BEGIN

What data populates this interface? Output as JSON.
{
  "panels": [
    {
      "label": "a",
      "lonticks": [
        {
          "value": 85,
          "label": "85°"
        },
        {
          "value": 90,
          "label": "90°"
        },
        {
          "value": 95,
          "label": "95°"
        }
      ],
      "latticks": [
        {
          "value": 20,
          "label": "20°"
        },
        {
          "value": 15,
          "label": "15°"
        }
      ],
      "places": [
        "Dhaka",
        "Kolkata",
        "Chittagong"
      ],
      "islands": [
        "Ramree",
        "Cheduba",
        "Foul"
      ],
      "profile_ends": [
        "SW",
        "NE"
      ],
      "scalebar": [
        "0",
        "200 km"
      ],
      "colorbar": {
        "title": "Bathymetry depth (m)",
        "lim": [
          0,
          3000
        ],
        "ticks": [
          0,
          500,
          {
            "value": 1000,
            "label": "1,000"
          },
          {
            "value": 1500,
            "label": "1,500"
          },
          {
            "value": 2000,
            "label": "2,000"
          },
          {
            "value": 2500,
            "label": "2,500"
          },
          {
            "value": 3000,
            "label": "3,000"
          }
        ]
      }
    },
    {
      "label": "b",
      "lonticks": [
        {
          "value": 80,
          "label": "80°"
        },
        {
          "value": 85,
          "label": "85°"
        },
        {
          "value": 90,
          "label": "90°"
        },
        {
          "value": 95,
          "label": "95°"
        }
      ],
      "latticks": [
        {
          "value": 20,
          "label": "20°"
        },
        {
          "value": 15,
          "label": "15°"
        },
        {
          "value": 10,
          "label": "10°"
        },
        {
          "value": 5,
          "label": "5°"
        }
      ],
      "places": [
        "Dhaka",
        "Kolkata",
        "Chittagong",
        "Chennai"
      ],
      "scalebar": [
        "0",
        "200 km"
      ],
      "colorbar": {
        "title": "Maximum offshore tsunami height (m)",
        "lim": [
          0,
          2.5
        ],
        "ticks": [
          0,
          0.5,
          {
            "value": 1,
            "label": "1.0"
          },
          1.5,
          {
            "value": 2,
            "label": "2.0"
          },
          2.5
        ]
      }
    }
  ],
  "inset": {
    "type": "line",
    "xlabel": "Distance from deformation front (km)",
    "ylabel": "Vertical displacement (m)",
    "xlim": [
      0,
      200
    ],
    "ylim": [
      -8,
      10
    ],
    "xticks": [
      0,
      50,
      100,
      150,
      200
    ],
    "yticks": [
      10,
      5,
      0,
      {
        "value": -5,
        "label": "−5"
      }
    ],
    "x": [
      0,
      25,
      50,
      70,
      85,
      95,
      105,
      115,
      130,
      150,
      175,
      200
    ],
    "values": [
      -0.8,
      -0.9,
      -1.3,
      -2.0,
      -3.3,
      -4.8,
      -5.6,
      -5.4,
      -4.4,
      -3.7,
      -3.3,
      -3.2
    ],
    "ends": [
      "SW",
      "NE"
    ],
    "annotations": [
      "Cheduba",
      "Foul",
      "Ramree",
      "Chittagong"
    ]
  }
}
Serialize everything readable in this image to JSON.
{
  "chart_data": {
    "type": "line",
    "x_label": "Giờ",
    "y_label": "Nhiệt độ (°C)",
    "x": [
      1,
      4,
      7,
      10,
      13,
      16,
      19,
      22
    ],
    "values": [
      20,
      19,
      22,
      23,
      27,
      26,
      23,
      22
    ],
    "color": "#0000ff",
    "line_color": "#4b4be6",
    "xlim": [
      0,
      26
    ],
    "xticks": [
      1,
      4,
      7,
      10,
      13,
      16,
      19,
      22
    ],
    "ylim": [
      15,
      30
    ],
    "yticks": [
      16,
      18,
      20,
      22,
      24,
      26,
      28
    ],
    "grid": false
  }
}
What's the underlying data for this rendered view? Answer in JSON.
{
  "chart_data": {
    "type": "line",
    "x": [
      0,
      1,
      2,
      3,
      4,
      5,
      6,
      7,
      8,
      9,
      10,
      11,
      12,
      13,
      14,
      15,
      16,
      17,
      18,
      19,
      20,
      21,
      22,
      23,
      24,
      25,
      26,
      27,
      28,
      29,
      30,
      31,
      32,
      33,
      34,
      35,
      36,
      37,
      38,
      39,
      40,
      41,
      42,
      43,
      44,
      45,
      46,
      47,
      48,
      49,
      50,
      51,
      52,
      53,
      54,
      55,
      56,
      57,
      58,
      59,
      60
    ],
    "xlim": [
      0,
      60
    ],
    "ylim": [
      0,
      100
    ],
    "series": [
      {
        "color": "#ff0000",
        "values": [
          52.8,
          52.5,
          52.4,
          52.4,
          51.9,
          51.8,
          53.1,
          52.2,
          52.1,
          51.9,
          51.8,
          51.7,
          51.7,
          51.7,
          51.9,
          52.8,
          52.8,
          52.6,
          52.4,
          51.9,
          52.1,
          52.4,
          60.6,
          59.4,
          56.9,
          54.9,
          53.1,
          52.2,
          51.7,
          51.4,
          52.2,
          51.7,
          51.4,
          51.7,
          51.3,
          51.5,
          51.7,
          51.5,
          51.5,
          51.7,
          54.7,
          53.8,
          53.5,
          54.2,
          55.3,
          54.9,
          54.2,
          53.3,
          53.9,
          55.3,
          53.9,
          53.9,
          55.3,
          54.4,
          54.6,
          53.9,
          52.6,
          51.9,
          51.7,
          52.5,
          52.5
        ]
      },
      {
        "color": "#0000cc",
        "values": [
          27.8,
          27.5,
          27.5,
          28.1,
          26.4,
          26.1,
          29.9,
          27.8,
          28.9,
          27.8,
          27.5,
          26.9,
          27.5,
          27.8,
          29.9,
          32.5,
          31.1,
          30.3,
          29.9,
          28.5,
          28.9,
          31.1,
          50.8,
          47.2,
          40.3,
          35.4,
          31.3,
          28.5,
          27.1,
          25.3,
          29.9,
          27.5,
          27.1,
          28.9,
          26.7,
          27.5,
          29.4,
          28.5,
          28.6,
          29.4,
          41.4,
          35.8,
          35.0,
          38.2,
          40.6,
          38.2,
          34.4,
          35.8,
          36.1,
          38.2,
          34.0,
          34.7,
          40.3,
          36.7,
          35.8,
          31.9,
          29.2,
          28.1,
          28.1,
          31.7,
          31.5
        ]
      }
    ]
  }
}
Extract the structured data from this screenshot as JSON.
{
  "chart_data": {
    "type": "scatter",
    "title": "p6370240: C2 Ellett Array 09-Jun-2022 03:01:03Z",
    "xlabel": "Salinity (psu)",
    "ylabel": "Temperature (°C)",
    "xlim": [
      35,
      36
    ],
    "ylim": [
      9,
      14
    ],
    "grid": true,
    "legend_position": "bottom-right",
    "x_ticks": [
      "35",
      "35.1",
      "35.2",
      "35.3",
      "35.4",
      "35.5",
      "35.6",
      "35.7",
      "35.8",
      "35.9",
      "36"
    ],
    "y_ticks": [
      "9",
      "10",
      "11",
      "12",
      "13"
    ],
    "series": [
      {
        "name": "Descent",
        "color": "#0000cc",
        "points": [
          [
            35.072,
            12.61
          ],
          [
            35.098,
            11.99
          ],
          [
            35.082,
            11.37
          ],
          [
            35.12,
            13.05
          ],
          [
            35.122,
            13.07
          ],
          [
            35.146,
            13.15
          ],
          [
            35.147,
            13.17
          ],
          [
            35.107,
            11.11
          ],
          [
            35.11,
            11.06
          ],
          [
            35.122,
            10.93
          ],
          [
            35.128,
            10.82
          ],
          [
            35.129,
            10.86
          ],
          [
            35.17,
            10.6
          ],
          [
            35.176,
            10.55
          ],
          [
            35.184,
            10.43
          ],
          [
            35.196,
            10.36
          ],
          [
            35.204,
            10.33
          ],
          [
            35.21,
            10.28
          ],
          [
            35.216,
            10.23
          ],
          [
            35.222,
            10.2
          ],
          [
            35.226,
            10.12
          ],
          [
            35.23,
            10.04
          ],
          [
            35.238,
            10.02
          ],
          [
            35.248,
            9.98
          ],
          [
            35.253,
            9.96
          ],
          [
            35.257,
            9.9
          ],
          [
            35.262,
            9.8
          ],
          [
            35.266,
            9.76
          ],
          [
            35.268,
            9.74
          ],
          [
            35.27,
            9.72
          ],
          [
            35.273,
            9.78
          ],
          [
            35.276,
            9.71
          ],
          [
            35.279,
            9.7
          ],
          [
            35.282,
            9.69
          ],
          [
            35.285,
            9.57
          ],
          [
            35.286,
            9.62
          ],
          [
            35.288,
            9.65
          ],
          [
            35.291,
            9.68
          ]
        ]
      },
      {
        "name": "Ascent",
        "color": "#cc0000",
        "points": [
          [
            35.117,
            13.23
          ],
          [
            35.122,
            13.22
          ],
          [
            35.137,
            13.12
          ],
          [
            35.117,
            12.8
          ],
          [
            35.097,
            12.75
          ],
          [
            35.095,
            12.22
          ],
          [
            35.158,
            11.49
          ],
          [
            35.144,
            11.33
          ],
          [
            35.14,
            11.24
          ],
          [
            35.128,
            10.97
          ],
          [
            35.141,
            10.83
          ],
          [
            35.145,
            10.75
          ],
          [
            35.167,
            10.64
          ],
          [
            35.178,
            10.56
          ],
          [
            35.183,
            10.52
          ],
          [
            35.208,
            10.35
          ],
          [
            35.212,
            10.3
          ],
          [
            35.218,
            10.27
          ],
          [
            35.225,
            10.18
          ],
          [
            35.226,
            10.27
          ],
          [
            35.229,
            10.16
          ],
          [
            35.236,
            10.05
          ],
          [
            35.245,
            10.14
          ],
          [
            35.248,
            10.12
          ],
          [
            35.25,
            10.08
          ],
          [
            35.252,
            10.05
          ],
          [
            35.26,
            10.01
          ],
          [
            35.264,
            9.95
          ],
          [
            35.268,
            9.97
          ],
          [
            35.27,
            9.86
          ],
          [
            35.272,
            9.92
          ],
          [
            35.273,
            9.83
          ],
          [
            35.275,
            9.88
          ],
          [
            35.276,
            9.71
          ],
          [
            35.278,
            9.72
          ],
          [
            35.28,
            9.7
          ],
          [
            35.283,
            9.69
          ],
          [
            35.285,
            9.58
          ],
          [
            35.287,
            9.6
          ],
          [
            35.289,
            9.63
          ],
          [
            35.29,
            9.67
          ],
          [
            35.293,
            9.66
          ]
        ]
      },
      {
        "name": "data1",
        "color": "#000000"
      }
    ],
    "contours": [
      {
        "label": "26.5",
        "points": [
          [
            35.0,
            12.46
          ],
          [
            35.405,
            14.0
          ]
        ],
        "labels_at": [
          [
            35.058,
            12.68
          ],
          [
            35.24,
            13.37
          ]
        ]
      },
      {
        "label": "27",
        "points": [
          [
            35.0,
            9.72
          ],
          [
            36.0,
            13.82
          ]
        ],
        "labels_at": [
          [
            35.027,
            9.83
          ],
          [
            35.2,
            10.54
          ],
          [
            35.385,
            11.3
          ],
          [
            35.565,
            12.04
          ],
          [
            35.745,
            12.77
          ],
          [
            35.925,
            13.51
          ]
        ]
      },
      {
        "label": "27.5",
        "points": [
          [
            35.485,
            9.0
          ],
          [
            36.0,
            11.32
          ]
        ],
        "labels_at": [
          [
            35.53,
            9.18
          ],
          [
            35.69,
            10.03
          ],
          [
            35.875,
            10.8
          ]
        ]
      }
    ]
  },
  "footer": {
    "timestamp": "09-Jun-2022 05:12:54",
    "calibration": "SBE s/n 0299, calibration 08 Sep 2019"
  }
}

END

WHAT YOU NEED TO DO -
Only lines with "xlabel" are wanted here; list each of them.

PROBLEM SOLUTION -
    "xlabel": "Distance from deformation front (km)",
    "xlabel": "Salinity (psu)",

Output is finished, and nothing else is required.